Count how many lines of the data below contain the string "mdash"; the reply should be that number alone.
************
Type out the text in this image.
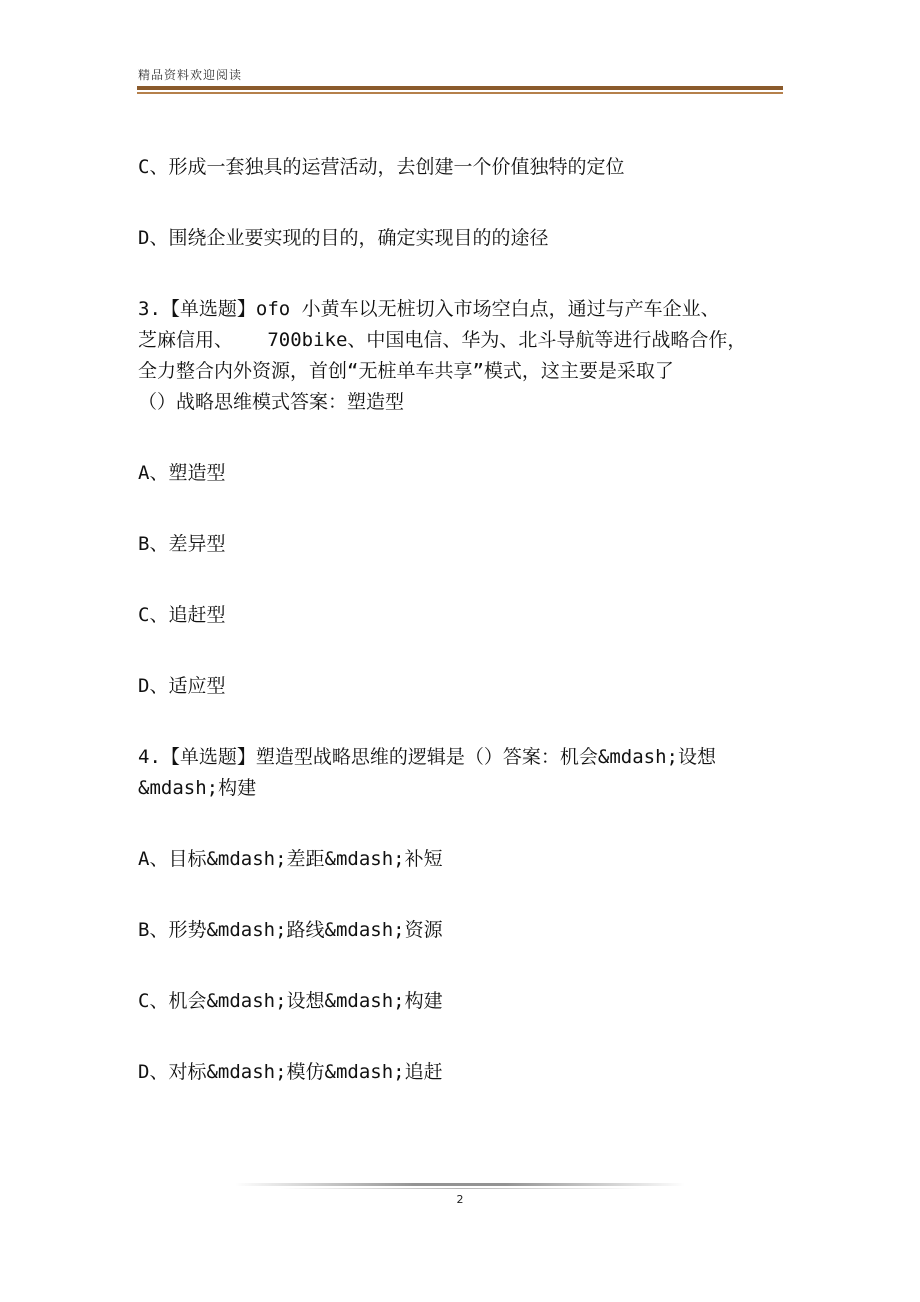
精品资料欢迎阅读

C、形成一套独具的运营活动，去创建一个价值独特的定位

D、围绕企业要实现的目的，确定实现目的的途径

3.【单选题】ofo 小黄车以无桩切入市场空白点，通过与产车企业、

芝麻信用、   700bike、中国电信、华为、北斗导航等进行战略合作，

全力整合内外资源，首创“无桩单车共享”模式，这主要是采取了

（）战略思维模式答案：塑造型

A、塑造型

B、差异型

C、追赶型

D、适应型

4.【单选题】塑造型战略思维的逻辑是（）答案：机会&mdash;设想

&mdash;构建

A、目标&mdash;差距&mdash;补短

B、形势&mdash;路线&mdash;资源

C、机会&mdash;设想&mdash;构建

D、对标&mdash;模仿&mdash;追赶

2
************
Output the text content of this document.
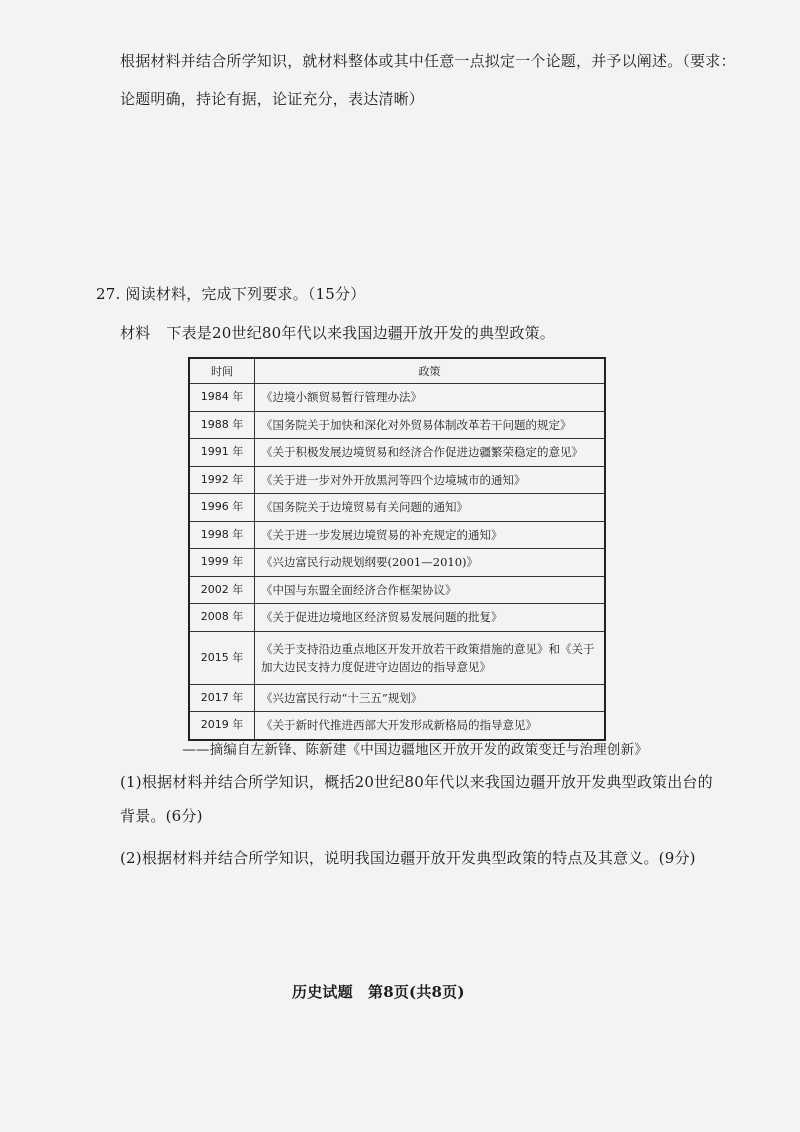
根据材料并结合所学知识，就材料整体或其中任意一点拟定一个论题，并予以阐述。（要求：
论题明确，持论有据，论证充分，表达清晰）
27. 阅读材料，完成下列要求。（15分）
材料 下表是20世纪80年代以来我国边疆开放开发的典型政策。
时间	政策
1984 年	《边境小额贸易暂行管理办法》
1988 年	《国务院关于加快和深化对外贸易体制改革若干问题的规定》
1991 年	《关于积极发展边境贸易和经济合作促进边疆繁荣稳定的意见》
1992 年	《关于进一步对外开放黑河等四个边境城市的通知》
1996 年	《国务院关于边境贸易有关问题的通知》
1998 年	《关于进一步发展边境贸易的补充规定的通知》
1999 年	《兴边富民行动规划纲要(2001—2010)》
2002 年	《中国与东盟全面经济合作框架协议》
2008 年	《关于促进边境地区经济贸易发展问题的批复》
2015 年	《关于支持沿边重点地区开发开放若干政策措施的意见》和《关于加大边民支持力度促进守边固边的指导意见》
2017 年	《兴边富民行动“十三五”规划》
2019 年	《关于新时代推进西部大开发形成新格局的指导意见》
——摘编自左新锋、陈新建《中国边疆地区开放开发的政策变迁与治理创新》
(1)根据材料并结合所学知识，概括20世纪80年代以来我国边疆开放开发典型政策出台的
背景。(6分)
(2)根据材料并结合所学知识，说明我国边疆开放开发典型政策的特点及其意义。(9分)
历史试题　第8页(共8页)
************
§ Output of the task
6